__EXERCISE DIRECTIONS__
Please count the lines in the material below that contain the string "chart", and reply with that number alone.
-=-=-
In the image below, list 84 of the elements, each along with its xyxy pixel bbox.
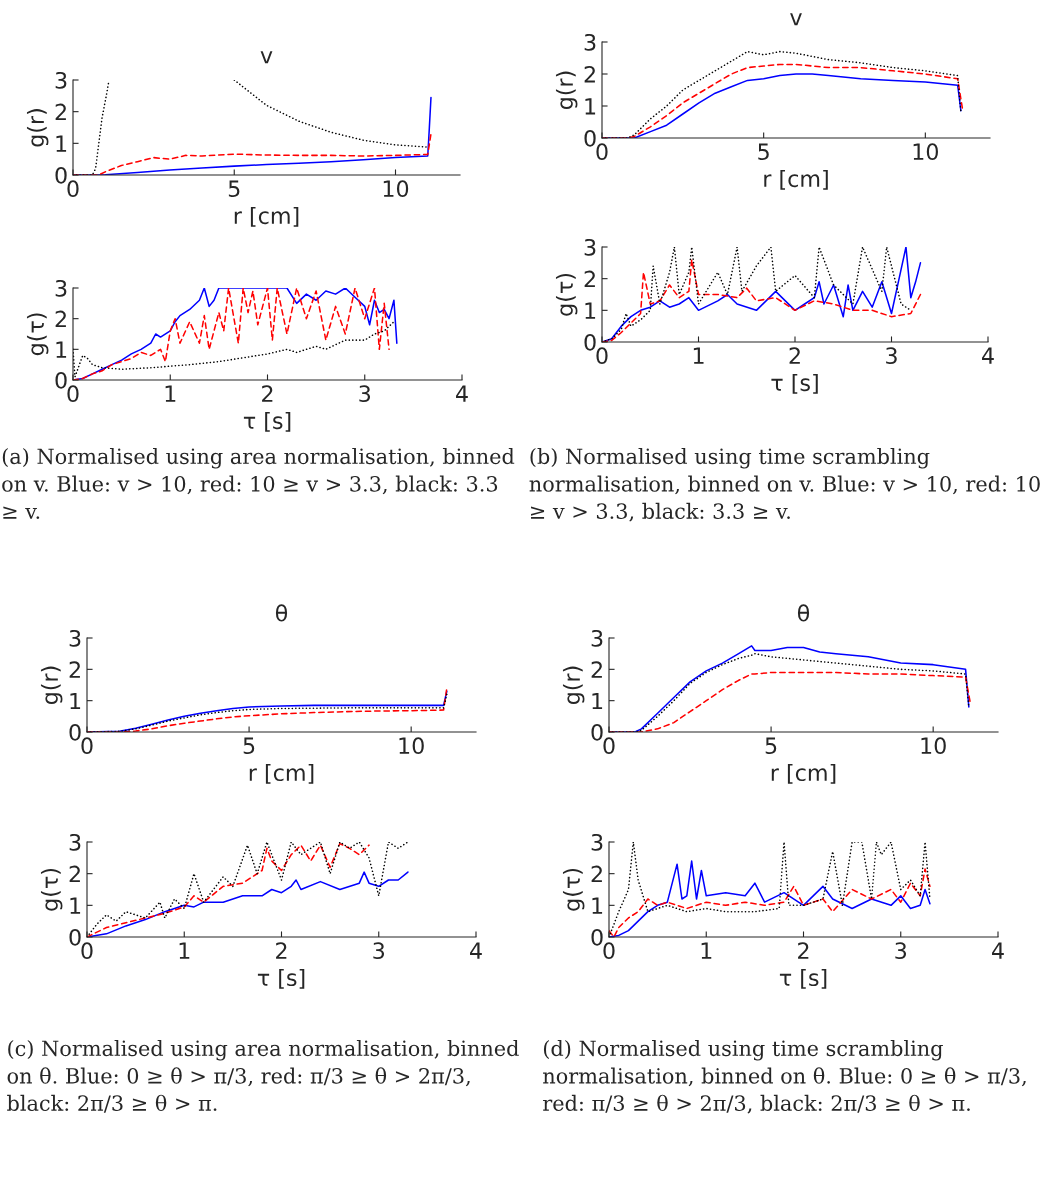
y-tick-label: 0	[69, 723, 81, 741]
y-axis-title: g(τ)	[555, 274, 578, 316]
chart-title: v	[260, 51, 273, 64]
x-tick-label: 3	[373, 942, 385, 960]
x-axis-title: τ [s]	[779, 968, 827, 989]
x-tick-label: 2	[262, 385, 273, 402]
x-tick-label: 10	[921, 737, 946, 755]
y-tick-label: 0	[55, 371, 67, 389]
y-axis-title: g(τ)	[40, 869, 63, 911]
chart-title: θ	[797, 604, 810, 622]
x-tick-label: 0	[603, 942, 615, 960]
x-tick-label: 10	[383, 180, 409, 198]
chart-title: θ	[275, 604, 288, 622]
y-axis-title: g(r)	[562, 666, 585, 705]
y-tick-label: 0	[584, 129, 596, 147]
y-tick-label: 1	[70, 897, 81, 914]
text: (a) Normalised using area normalisation, binned on v. Blue: v > 10, red: 10 ≥ v > 3.3, black: 3.3 ≥ v.	[2, 448, 515, 519]
x-tick-label: 4	[470, 942, 482, 959]
x-axis-title: τ [s]	[243, 411, 291, 432]
y-tick-label: 0	[591, 928, 603, 946]
x-axis-title: r [cm]	[249, 763, 314, 784]
y-tick-label: 3	[55, 279, 67, 297]
x-axis-title: τ [s]	[257, 968, 305, 989]
x-tick-label: 3	[359, 385, 371, 403]
y-tick-label: 3	[584, 33, 596, 51]
y-axis-title: g(τ)	[26, 313, 49, 356]
y-tick-label: 3	[591, 833, 603, 851]
y-tick-label: 0	[584, 333, 596, 351]
text: (b) Normalised using time scrambling normalisation, binned on v. Blue: v > 10, red: 10 ≥ v > 3.3, black: 3.3 ≥ v.	[529, 448, 1040, 522]
x-tick-label: 1	[693, 347, 704, 364]
x-tick-label: 3	[895, 942, 907, 960]
line-series	[73, 320, 395, 378]
x-axis-title: r [cm]	[234, 206, 299, 227]
y-tick-label: 2	[591, 865, 602, 883]
line-series	[609, 842, 931, 937]
x-axis-title: r [cm]	[771, 763, 836, 784]
y-tick-label: 3	[55, 71, 67, 89]
y-tick-label: 3	[69, 833, 81, 851]
x-tick-label: 4	[982, 347, 994, 364]
x-tick-label: 2	[789, 347, 800, 364]
y-axis-title: g(r)	[40, 666, 63, 705]
x-tick-label: 0	[81, 737, 93, 755]
text: (d) Normalised using time scrambling normalisation, binned on θ. Blue: 0 ≥ θ > π/3, red: π/3 ≥ θ > 2π/3, black: 2π/3 ≥ θ > π.	[543, 1040, 1026, 1114]
x-tick-label: 2	[276, 942, 287, 959]
x-tick-label: 1	[179, 942, 190, 959]
x-tick-label: 1	[165, 385, 176, 402]
y-tick-label: 2	[55, 103, 66, 121]
y-tick-label: 0	[69, 928, 81, 946]
x-tick-label: 4	[456, 385, 468, 402]
y-tick-label: 2	[584, 270, 595, 288]
x-tick-label: 1	[701, 942, 712, 959]
y-tick-label: 3	[591, 629, 603, 647]
chart-title: v	[790, 13, 802, 26]
x-tick-label: 2	[798, 942, 809, 959]
text: (c) Normalised using area normalisation, binned on θ. Blue: 0 ≥ θ > π/3, red: π/3 ≥ θ > 2π/3, black: 2π/3 ≥ θ > π.	[7, 1040, 519, 1113]
x-tick-label: 5	[758, 143, 769, 161]
x-axis-title: τ [s]	[771, 373, 818, 394]
y-tick-label: 2	[591, 661, 602, 678]
y-tick-label: 2	[55, 310, 66, 328]
y-tick-label: 2	[69, 661, 80, 678]
x-tick-label: 10	[399, 737, 424, 755]
y-tick-label: 0	[55, 166, 67, 184]
y-axis-title: g(r)	[555, 71, 578, 110]
y-tick-label: 2	[69, 865, 80, 883]
x-tick-label: 0	[603, 737, 615, 755]
x-axis-title: r [cm]	[764, 169, 828, 190]
x-tick-label: 5	[228, 180, 240, 198]
x-tick-label: 5	[243, 737, 255, 755]
y-tick-label: 1	[585, 98, 596, 115]
x-tick-label: 5	[765, 737, 777, 755]
y-tick-label: 2	[584, 65, 595, 83]
y-tick-label: 1	[592, 897, 603, 914]
y-tick-label: 3	[584, 238, 596, 256]
y-tick-label: 0	[591, 723, 603, 741]
y-tick-label: 1	[585, 302, 596, 319]
y-tick-label: 1	[592, 692, 603, 710]
y-tick-label: 1	[70, 692, 81, 710]
x-tick-label: 4	[992, 942, 1004, 959]
x-tick-label: 10	[913, 143, 938, 161]
y-tick-label: 3	[69, 629, 81, 647]
x-tick-label: 0	[81, 942, 93, 960]
y-axis-title: g(r)	[26, 109, 49, 147]
x-tick-label: 3	[886, 347, 897, 365]
y-axis-title: g(τ)	[562, 869, 585, 911]
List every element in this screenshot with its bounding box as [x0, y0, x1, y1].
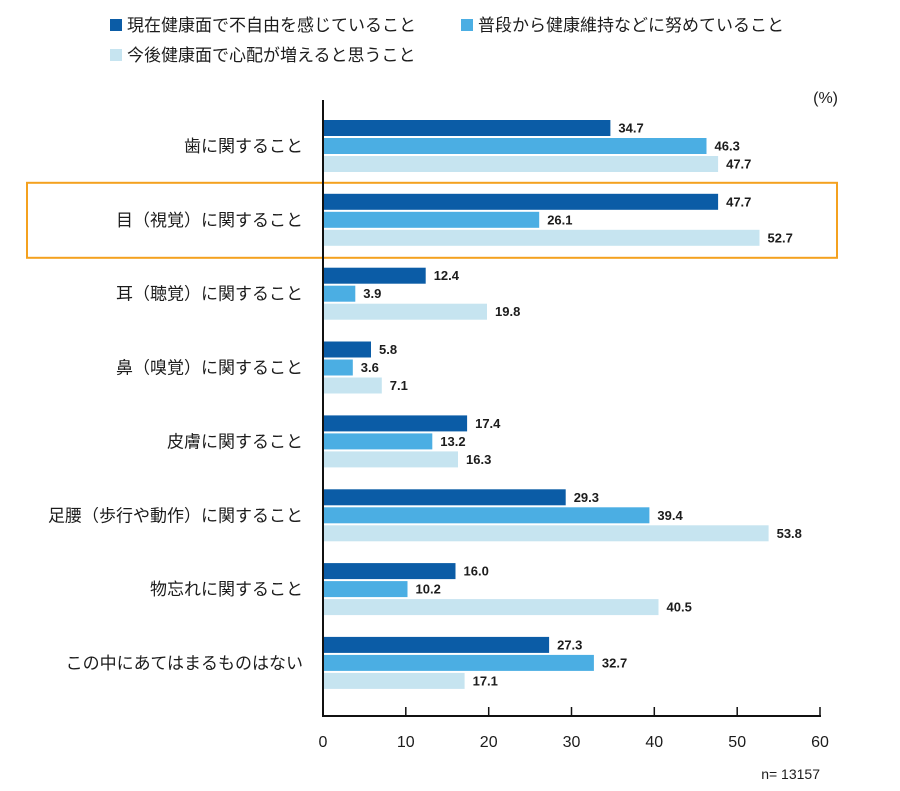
value-label: 34.7	[618, 121, 643, 136]
value-label: 47.7	[726, 157, 751, 172]
bar-series-1	[324, 120, 611, 136]
bar-series-2	[324, 507, 650, 524]
category-label: 鼻（嗅覚）に関すること	[116, 359, 303, 379]
bar-series-2	[324, 211, 540, 228]
bar-series-2	[324, 654, 594, 671]
highlight-layer	[26, 181, 838, 259]
value-label: 40.5	[667, 600, 692, 615]
category-label: 足腰（歩行や動作）に関すること	[48, 506, 303, 526]
category-label: 歯に関すること	[184, 137, 303, 157]
value-label: 5.8	[379, 342, 397, 357]
value-label: 3.9	[363, 286, 381, 301]
x-tick-label: 10	[397, 734, 415, 751]
bar-series-1	[324, 193, 719, 210]
legend-label: 普段から健康維持などに努めていること	[478, 16, 784, 36]
value-label: 3.6	[361, 360, 379, 375]
bar-series-1	[324, 341, 371, 358]
x-tick-label: 30	[563, 734, 581, 751]
value-label: 39.4	[657, 508, 683, 523]
bar-series-1	[324, 563, 456, 580]
sample-size-note: n= 13157	[761, 766, 820, 782]
value-label: 17.4	[475, 416, 501, 431]
category-label: 物忘れに関すること	[150, 580, 303, 600]
legend-label: 現在健康面で不自由を感じていること	[127, 16, 416, 36]
x-tick-label: 40	[645, 734, 663, 751]
value-label: 27.3	[557, 637, 582, 652]
bar-series-2	[324, 359, 353, 376]
value-label: 26.1	[547, 212, 572, 227]
value-label: 52.7	[768, 230, 793, 245]
bar-series-2	[324, 285, 356, 302]
bar-series-1	[324, 415, 468, 432]
bar-series-1	[324, 636, 550, 653]
value-label: 29.3	[574, 490, 599, 505]
bar-series-3	[324, 451, 458, 468]
bar-series-2	[324, 138, 707, 154]
x-tick-label: 20	[480, 734, 498, 751]
x-tick-label: 60	[811, 734, 829, 751]
bar-series-3	[324, 303, 487, 320]
legend-swatch	[461, 19, 473, 31]
value-label: 17.1	[473, 673, 498, 688]
value-label: 16.3	[466, 452, 491, 467]
value-label: 47.7	[726, 194, 751, 209]
legend-item: 今後健康面で心配が増えると思うこと	[110, 46, 416, 66]
bar-series-3	[324, 377, 382, 394]
x-tick-label: 0	[319, 734, 328, 751]
value-label: 7.1	[390, 378, 408, 393]
legend-label: 今後健康面で心配が増えると思うこと	[127, 46, 416, 66]
bars-layer	[324, 120, 769, 689]
value-label: 10.2	[416, 582, 441, 597]
category-label: 皮膚に関すること	[167, 432, 303, 452]
value-label: 12.4	[434, 268, 460, 283]
bar-series-2	[324, 581, 408, 598]
bar-series-1	[324, 267, 426, 284]
value-label: 16.0	[464, 564, 489, 579]
legend-item: 普段から健康維持などに努めていること	[461, 16, 784, 36]
bar-series-1	[324, 489, 566, 506]
legend-swatch	[110, 19, 122, 31]
bar-series-3	[324, 599, 659, 616]
value-labels: 34.7 46.3 47.7 47.7 26.1 52.7 12.4 3.9 19.8 5.83.…	[361, 121, 802, 689]
x-tick-label: 50	[728, 734, 746, 751]
value-label: 32.7	[602, 655, 627, 670]
value-label: 13.2	[440, 434, 465, 449]
unit-label: (%)	[813, 90, 838, 107]
category-label: この中にあてはまるものはない	[66, 654, 303, 674]
value-label: 53.8	[777, 526, 802, 541]
bar-series-3	[324, 525, 769, 542]
x-axis: 0 10 20 30 40 50 60	[319, 100, 829, 751]
legend-swatch	[110, 49, 122, 61]
bar-series-3	[324, 156, 719, 172]
bar-series-3	[324, 229, 760, 246]
value-label: 19.8	[495, 304, 520, 319]
highlight-frame	[26, 181, 838, 259]
bar-series-2	[324, 433, 433, 450]
category-labels: 歯に関すること目（視覚）に関すること耳（聴覚）に関すること鼻（嗅覚）に関すること…	[48, 137, 303, 674]
legend-item: 現在健康面で不自由を感じていること	[110, 16, 416, 36]
legend: 現在健康面で不自由を感じていること 普段から健康維持などに努めていること 今後健…	[110, 16, 784, 66]
bar-series-3	[324, 672, 465, 689]
value-label: 46.3	[715, 139, 740, 154]
category-label: 目（視覚）に関すること	[116, 211, 303, 231]
category-label: 耳（聴覚）に関すること	[116, 285, 303, 305]
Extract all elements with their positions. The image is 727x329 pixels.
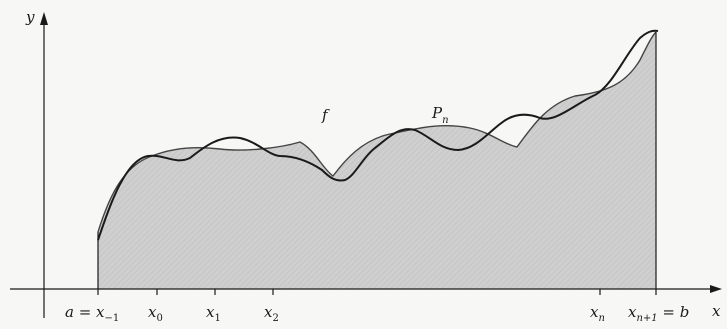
tick-label-xn: xn [590, 303, 605, 324]
tick-label-x2-sub: 2 [272, 313, 278, 324]
tick-label-x2-main: x [264, 303, 273, 321]
tick-label-x0: x0 [148, 303, 163, 324]
tick-label-x1-main: x [206, 303, 215, 321]
tick-label-a-main: a = x [65, 303, 105, 321]
y-axis-label: y [25, 8, 35, 26]
tick-label-xn1-sub: n+1 [636, 313, 657, 324]
pn-curve [97, 31, 657, 233]
tick-label-x1: x1 [206, 303, 221, 324]
tick-label-a-sub: −1 [105, 313, 120, 324]
tick-label-xn1-main: x [628, 303, 637, 321]
tick-label-x2: x2 [264, 303, 279, 324]
tick-label-x0-sub: 0 [156, 313, 162, 324]
tick-label-a: a = x−1 [65, 303, 119, 324]
tick-label-xn1: xn+1 = b [628, 303, 689, 324]
x-axis-arrow [710, 285, 722, 293]
tick-label-x1-sub: 1 [214, 313, 220, 324]
tick-label-xn-main: x [590, 303, 599, 321]
pn-curve-label: Pn [431, 104, 449, 126]
tick-label-x0-main: x [148, 303, 157, 321]
x-axis-label: x [712, 302, 721, 320]
pn-label-main: P [431, 104, 443, 122]
f-curve [97, 29, 659, 241]
tick-label-xn-sub: n [598, 313, 604, 324]
y-axis-arrow [40, 12, 48, 25]
shaded-area-under-pn [98, 32, 656, 289]
pn-label-sub: n [442, 115, 448, 126]
f-curve-label: f [321, 106, 330, 124]
tick-label-xn1-suffix: = b [658, 303, 690, 321]
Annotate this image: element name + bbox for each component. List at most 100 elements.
-=-=-
__CORRECT ANSWER__
4